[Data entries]
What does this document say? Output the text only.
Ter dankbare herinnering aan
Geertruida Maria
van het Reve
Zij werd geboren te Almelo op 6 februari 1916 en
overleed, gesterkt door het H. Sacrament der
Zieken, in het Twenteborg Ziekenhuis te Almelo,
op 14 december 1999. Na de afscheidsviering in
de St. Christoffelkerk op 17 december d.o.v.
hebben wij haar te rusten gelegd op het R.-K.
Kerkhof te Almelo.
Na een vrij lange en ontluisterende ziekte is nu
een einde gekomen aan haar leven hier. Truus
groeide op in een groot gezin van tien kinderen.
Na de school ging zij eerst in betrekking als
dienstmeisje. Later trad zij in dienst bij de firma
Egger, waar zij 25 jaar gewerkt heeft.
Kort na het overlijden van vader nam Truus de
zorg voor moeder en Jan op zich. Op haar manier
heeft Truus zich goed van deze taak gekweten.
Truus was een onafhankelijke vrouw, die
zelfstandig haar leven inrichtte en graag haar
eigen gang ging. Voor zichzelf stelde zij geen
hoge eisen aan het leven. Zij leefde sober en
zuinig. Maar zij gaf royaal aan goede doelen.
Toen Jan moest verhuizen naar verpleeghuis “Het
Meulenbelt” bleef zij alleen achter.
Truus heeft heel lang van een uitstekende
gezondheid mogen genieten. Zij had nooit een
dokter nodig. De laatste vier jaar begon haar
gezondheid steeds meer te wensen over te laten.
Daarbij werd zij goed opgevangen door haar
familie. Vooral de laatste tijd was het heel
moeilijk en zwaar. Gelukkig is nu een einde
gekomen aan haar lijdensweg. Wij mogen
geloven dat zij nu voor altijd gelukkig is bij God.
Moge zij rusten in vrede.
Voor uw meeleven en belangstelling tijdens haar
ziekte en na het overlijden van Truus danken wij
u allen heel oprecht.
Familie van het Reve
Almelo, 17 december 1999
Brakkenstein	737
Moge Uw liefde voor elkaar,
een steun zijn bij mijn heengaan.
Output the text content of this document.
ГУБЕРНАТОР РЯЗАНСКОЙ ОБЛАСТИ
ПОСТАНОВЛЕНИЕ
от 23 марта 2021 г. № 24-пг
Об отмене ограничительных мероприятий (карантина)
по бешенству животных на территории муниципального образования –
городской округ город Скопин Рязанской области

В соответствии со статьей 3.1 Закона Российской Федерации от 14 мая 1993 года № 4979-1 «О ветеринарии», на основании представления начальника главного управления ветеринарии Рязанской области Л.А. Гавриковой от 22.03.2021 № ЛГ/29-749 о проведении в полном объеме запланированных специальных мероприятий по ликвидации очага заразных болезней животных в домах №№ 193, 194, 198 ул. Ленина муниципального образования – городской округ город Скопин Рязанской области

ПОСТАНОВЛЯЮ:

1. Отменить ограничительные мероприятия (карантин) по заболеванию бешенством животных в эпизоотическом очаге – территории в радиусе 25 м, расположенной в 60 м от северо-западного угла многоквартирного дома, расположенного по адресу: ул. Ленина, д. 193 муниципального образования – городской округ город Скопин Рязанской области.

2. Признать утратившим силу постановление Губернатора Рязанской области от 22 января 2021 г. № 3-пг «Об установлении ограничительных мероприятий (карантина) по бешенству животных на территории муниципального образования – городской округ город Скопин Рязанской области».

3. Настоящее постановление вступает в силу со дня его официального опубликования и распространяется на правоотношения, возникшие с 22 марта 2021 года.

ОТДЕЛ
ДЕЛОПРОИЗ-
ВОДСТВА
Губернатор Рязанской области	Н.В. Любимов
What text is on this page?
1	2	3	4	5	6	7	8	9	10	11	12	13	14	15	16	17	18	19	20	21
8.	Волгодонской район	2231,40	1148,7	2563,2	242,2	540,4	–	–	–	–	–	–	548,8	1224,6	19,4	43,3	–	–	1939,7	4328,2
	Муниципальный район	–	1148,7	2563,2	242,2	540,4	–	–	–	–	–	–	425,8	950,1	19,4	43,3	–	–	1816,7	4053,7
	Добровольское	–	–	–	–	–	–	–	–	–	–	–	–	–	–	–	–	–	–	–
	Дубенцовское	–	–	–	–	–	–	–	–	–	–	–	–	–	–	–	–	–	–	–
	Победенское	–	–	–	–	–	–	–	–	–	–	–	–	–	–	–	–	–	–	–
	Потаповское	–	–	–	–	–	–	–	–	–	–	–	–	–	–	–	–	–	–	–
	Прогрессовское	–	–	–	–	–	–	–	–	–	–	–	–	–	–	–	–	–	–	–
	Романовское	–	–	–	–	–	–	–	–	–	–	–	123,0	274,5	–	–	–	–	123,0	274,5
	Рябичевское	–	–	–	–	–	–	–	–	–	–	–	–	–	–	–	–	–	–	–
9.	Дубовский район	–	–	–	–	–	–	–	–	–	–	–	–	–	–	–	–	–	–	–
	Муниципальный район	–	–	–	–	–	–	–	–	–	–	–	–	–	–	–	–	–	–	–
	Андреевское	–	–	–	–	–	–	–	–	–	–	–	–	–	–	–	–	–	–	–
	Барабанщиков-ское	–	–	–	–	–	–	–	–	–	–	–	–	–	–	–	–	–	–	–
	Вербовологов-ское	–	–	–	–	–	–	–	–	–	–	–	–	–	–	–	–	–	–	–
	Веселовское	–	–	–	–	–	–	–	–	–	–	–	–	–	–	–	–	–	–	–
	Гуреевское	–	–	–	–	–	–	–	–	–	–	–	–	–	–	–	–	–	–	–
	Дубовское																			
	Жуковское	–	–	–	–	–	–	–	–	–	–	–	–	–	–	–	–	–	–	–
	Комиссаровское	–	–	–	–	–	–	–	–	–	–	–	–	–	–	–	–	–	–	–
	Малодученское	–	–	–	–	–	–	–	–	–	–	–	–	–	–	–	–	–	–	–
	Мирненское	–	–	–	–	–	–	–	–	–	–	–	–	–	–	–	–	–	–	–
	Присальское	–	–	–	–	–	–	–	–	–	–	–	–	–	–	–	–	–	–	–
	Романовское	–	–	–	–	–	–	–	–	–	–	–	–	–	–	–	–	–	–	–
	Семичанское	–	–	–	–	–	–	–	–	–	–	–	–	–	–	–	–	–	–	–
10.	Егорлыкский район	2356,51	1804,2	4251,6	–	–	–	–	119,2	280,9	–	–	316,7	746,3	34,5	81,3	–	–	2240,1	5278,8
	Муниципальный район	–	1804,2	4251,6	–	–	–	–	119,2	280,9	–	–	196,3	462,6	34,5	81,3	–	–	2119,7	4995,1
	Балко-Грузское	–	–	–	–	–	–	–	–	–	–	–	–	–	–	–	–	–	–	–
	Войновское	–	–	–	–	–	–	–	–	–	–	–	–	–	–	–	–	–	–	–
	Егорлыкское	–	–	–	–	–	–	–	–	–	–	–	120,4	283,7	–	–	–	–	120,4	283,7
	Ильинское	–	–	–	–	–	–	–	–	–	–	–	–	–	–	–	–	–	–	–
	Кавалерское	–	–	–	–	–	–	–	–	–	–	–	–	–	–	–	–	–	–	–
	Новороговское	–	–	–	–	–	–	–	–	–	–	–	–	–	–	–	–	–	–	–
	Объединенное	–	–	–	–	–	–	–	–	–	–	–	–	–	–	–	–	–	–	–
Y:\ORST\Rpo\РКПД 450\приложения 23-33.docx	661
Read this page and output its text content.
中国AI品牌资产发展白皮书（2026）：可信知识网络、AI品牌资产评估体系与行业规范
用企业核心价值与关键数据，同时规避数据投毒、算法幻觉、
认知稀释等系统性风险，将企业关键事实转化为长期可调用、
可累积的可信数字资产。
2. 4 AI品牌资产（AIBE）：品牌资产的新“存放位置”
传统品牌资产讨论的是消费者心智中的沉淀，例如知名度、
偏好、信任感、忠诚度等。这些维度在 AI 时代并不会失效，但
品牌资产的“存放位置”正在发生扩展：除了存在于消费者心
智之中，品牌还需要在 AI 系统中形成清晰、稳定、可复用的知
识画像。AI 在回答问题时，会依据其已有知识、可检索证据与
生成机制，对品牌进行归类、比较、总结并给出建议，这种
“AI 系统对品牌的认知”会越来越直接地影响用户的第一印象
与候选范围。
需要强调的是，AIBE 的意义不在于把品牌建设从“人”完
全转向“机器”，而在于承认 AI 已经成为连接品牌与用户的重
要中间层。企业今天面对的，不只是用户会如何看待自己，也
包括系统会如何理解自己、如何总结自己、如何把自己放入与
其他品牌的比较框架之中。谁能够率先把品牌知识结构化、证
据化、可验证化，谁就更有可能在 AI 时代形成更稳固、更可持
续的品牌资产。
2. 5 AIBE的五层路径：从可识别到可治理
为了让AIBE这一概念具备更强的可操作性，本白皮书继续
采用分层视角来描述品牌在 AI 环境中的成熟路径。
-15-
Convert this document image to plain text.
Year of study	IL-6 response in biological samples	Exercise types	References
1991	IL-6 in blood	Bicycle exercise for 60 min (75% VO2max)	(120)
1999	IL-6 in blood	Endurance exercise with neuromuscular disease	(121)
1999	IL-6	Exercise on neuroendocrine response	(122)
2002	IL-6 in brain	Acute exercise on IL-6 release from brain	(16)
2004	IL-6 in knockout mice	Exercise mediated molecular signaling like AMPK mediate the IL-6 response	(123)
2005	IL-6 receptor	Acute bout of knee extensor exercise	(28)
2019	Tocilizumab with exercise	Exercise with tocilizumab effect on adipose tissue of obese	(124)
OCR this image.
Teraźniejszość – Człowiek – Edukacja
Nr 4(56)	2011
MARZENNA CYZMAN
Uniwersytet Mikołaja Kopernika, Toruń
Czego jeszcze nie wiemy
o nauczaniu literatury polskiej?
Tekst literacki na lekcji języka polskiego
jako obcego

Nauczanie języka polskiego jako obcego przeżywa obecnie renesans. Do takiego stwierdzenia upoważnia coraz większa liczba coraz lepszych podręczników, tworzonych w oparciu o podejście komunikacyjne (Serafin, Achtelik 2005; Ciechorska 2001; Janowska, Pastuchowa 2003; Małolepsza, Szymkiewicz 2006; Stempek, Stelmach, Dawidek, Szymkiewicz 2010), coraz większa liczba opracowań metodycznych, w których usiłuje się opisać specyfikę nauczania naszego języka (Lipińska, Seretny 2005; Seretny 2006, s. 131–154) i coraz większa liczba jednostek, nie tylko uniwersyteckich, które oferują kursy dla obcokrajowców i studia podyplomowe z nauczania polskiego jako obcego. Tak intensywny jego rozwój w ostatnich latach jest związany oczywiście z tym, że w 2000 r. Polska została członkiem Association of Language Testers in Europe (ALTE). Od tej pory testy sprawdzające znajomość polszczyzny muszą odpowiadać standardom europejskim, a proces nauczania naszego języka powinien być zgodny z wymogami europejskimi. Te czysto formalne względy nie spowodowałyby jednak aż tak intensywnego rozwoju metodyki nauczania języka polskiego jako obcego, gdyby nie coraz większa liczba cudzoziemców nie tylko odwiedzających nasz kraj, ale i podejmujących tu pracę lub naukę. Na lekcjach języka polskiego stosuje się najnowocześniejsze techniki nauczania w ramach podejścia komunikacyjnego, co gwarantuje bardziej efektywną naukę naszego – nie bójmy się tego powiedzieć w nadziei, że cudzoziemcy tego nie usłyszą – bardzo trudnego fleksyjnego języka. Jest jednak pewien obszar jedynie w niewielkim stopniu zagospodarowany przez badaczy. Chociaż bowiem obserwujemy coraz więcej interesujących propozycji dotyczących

# Goal:
Copy all lines from the entries that contain the word "with".

# Result of this exercise:
1999	IL-6 in blood	Endurance exercise with neuromuscular disease	(121)
2019	Tocilizumab with exercise	Exercise with tocilizumab effect on adipose tissue of obese	(124)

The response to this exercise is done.